• TASK DETAILS: Exactly as written, retype the listing below, omitting the pictures.

>> begin DATA SHOWN

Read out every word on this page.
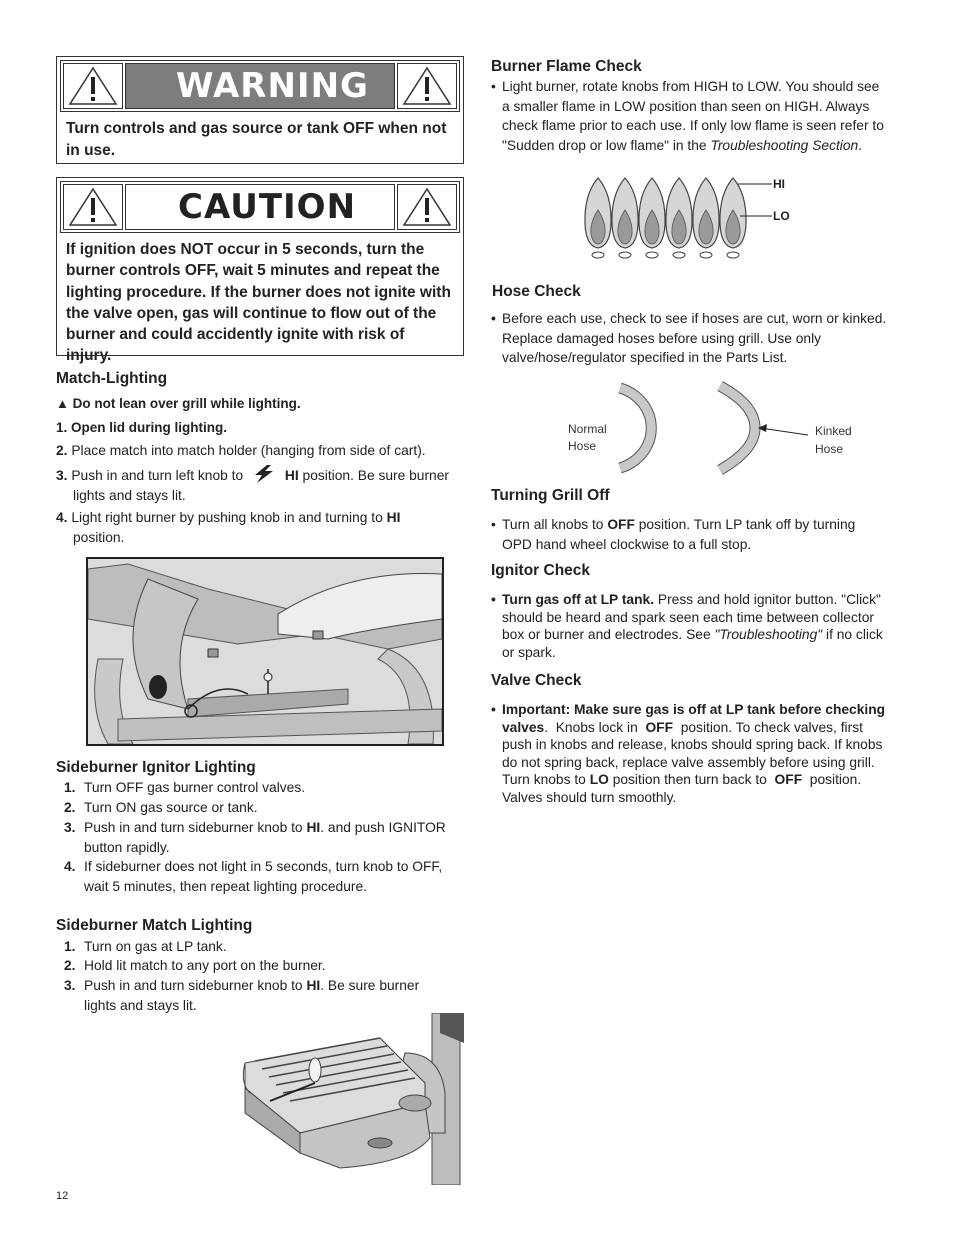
WARNING
Turn controls and gas source or tank OFF when not in use.
CAUTION
If ignition does NOT occur in 5 seconds, turn the burner controls OFF, wait 5 minutes and repeat the lighting procedure. If the burner does not ignite with the valve open, gas will continue to flow out of the burner and could accidently ignite with risk of injury.
Match-Lighting
▲ Do not lean over grill while lighting.
1. Open lid during lighting.
2. Place match into match holder (hanging from side of cart).
3. Push in and turn left knob to	HI position. Be sure burner
lights and stays lit.
4. Light right burner by pushing knob in and turning to HI
position.
Sideburner Ignitor Lighting
1. Turn OFF gas burner control valves.
2. Turn ON gas source or tank.
3. Push in and turn sideburner knob to HI. and push IGNITOR
button rapidly.
4. If sideburner does not light in 5 seconds, turn knob to OFF,
wait 5 minutes, then repeat lighting procedure.
Sideburner Match Lighting
1. Turn on gas at LP tank.
2. Hold lit match to any port on the burner.
3. Push in and turn sideburner knob to HI. Be sure burner
lights and stays lit.
12
Burner Flame Check
• Light burner, rotate knobs from HIGH to LOW. You should see
a smaller flame in LOW position than seen on HIGH. Always
check flame prior to each use. If only low flame is seen refer to
"Sudden drop or low flame" in the Troubleshooting Section.
HI
LO
Hose Check
• Before each use, check to see if hoses are cut, worn or kinked.
Replace damaged hoses before using grill. Use only
valve/hose/regulator specified in the Parts List.
Normal
Hose
Kinked
Hose
Turning Grill Off
• Turn all knobs to OFF position. Turn LP tank off by turning
OPD hand wheel clockwise to a full stop.
Ignitor Check
• Turn gas off at LP tank. Press and hold ignitor button. "Click"
should be heard and spark seen each time between collector
box or burner and electrodes. See "Troubleshooting" if no click
or spark.
Valve Check
• Important: Make sure gas is off at LP tank before checking
valves.  Knobs lock in  OFF  position. To check valves, first
push in knobs and release, knobs should spring back. If knobs
do not spring back, replace valve assembly before using grill.
Turn knobs to LO position then turn back to  OFF  position.
Valves should turn smoothly.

>> end DATA SHOWN

• COMPLETE ANSWER:
Read out every word on this page.
WARNING
Turn controls and gas source or tank OFF when not in use.
CAUTION
If ignition does NOT occur in 5 seconds, turn the burner controls OFF, wait 5 minutes and repeat the lighting procedure. If the burner does not ignite with the valve open, gas will continue to flow out of the burner and could accidently ignite with risk of injury.
Match-Lighting
▲ Do not lean over grill while lighting.
1. Open lid during lighting.
2. Place match into match holder (hanging from side of cart).
3. Push in and turn left knob to	HI position. Be sure burner
lights and stays lit.
4. Light right burner by pushing knob in and turning to HI
position.
Sideburner Ignitor Lighting
1. Turn OFF gas burner control valves.
2. Turn ON gas source or tank.
3. Push in and turn sideburner knob to HI. and push IGNITOR
button rapidly.
4. If sideburner does not light in 5 seconds, turn knob to OFF,
wait 5 minutes, then repeat lighting procedure.
Sideburner Match Lighting
1. Turn on gas at LP tank.
2. Hold lit match to any port on the burner.
3. Push in and turn sideburner knob to HI. Be sure burner
lights and stays lit.
12
Burner Flame Check
• Light burner, rotate knobs from HIGH to LOW. You should see
a smaller flame in LOW position than seen on HIGH. Always
check flame prior to each use. If only low flame is seen refer to
"Sudden drop or low flame" in the Troubleshooting Section.
HI
LO
Hose Check
• Before each use, check to see if hoses are cut, worn or kinked.
Replace damaged hoses before using grill. Use only
valve/hose/regulator specified in the Parts List.
Normal
Hose
Kinked
Hose
Turning Grill Off
• Turn all knobs to OFF position. Turn LP tank off by turning
OPD hand wheel clockwise to a full stop.
Ignitor Check
• Turn gas off at LP tank. Press and hold ignitor button. "Click"
should be heard and spark seen each time between collector
box or burner and electrodes. See "Troubleshooting" if no click
or spark.
Valve Check
• Important: Make sure gas is off at LP tank before checking
valves.  Knobs lock in  OFF  position. To check valves, first
push in knobs and release, knobs should spring back. If knobs
do not spring back, replace valve assembly before using grill.
Turn knobs to LO position then turn back to  OFF  position.
Valves should turn smoothly.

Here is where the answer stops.